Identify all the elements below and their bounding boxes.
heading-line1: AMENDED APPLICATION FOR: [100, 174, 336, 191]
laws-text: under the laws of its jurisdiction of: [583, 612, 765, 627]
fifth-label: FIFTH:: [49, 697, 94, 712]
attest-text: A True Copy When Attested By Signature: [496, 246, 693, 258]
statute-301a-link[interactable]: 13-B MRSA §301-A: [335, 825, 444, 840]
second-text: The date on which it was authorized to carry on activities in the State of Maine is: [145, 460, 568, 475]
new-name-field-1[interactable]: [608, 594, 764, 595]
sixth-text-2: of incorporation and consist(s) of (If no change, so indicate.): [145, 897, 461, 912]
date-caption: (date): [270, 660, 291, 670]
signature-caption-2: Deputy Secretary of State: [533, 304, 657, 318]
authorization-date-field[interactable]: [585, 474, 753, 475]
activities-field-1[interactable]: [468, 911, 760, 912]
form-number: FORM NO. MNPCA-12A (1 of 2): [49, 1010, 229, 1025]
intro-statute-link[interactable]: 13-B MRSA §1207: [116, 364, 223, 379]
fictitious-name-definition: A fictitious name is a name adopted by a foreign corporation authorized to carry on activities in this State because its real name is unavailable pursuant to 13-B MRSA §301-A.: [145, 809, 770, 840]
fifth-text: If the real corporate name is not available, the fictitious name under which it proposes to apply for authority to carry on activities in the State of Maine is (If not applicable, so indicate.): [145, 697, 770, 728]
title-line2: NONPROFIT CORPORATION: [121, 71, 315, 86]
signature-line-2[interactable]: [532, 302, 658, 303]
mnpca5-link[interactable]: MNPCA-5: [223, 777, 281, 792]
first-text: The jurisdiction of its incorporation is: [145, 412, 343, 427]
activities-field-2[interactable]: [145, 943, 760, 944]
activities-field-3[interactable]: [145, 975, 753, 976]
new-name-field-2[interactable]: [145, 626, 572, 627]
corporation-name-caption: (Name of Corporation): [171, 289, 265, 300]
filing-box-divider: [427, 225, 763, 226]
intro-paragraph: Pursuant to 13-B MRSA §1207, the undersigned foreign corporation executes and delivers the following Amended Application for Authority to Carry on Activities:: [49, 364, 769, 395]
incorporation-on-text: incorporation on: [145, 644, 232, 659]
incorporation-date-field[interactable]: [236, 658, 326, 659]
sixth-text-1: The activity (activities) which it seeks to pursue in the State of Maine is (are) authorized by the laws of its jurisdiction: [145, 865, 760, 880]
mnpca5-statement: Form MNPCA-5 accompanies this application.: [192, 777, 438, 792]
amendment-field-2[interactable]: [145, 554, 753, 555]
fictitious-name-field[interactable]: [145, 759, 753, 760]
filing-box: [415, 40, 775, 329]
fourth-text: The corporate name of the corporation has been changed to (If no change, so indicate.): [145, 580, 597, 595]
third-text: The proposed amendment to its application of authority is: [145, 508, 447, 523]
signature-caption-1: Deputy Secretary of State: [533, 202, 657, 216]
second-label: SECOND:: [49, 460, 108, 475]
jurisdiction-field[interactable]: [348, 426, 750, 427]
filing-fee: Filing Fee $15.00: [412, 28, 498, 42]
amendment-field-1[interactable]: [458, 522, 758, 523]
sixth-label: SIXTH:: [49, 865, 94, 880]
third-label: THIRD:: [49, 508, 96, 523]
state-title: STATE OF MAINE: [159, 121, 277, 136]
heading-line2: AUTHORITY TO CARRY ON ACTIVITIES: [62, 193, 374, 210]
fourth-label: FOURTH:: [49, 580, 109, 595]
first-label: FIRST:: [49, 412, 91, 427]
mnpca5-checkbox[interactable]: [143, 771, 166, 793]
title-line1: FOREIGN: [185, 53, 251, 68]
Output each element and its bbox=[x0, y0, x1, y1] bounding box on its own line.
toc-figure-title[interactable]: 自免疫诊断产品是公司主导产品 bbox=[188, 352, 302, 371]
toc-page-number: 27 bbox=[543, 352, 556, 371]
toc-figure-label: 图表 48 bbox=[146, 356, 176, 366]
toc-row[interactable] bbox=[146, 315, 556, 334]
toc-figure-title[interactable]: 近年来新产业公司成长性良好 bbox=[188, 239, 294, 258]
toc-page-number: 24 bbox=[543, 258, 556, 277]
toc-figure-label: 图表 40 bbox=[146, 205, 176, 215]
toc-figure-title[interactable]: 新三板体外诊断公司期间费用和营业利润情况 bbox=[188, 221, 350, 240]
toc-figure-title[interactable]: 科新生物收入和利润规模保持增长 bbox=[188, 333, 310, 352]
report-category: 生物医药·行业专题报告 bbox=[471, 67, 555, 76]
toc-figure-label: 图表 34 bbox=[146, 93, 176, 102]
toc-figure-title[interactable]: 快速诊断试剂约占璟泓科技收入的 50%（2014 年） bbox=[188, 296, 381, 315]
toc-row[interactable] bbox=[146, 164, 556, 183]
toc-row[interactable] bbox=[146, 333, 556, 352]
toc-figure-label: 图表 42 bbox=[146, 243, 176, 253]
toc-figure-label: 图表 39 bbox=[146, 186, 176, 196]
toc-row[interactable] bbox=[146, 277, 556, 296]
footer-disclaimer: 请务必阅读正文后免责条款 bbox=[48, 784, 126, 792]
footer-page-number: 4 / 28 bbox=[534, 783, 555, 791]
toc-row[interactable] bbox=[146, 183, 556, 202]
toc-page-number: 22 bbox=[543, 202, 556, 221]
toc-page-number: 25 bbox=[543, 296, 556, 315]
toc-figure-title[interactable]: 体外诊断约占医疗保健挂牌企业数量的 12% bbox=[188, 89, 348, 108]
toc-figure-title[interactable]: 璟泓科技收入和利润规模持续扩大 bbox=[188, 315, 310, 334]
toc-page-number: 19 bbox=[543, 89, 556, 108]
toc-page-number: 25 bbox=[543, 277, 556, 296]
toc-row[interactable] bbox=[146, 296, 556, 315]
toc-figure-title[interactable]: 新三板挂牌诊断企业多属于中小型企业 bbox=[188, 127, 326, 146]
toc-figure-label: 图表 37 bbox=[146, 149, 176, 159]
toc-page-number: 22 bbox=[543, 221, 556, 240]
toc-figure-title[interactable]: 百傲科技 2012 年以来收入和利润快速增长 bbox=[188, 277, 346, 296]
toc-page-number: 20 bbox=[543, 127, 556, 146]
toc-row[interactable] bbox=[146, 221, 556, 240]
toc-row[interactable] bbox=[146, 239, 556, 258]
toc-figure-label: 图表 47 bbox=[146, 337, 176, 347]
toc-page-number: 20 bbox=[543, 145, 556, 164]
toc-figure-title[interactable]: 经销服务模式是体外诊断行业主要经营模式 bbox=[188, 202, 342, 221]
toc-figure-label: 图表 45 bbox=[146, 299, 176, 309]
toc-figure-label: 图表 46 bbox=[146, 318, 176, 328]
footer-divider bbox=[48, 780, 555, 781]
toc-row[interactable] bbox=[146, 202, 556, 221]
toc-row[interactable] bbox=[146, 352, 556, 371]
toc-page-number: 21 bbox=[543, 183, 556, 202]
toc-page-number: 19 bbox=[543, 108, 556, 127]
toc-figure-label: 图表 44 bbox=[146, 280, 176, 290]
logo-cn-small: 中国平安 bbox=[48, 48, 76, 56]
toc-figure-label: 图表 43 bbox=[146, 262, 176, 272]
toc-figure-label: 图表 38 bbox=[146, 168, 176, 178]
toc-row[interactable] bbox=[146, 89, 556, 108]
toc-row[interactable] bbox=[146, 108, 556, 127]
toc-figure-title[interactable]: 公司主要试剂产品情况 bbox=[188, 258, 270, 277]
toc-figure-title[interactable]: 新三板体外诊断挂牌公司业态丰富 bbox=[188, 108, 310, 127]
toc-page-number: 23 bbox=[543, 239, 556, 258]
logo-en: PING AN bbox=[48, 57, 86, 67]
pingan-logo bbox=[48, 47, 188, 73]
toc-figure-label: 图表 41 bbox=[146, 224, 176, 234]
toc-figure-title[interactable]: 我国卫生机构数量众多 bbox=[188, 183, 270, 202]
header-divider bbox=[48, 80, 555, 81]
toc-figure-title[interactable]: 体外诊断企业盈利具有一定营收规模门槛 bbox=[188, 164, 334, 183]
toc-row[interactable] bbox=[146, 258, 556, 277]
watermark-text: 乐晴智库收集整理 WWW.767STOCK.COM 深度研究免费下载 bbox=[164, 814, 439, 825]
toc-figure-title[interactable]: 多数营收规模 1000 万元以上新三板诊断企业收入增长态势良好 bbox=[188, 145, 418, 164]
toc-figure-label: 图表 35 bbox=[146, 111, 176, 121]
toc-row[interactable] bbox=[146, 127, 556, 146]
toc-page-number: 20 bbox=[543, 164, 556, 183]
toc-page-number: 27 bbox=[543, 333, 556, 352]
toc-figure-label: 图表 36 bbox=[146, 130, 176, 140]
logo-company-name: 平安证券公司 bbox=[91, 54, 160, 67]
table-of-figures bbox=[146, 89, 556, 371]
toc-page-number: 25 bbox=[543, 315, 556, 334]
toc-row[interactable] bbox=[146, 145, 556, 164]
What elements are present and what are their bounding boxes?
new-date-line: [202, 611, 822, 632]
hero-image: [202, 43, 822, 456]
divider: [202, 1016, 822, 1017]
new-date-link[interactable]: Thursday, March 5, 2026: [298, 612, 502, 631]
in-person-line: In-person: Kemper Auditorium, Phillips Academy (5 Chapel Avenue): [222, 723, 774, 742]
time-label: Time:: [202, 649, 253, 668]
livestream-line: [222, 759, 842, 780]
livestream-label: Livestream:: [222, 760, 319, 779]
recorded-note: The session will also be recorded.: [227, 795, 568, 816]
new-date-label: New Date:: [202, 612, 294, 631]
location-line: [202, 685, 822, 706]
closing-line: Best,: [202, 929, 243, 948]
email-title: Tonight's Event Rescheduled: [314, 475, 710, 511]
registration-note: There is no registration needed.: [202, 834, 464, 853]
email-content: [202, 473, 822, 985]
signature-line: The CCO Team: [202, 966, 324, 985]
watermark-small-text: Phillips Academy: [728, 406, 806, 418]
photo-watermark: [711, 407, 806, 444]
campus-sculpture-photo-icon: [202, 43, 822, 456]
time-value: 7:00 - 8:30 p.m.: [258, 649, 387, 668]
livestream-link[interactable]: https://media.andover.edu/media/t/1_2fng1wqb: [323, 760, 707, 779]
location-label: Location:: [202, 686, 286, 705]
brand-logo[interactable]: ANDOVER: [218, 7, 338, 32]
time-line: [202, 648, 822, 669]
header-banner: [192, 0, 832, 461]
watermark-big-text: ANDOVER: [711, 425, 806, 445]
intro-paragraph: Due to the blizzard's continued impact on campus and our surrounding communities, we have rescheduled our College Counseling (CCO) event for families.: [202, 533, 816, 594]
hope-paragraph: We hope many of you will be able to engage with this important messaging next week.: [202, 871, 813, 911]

----

- DO THIS -
Reproduce the data verbatim, beginning at its first line and ending after the line that contains "form-number: FORM NO.", with both of those lines included.

- TASK RESULT -
Identify all the elements below and their bounding boxes.
heading-line1: AMENDED APPLICATION FOR: [100, 174, 336, 191]
laws-text: under the laws of its jurisdiction of: [583, 612, 765, 627]
fifth-label: FIFTH:: [49, 697, 94, 712]
attest-text: A True Copy When Attested By Signature: [496, 246, 693, 258]
statute-301a-link[interactable]: 13-B MRSA §301-A: [335, 825, 444, 840]
second-text: The date on which it was authorized to carry on activities in the State of Maine is: [145, 460, 568, 475]
new-name-field-1[interactable]: [608, 594, 764, 595]
sixth-text-2: of incorporation and consist(s) of (If no change, so indicate.): [145, 897, 461, 912]
date-caption: (date): [270, 660, 291, 670]
signature-caption-2: Deputy Secretary of State: [533, 304, 657, 318]
authorization-date-field[interactable]: [585, 474, 753, 475]
activities-field-1[interactable]: [468, 911, 760, 912]
form-number: FORM NO. MNPCA-12A (1 of 2): [49, 1010, 229, 1025]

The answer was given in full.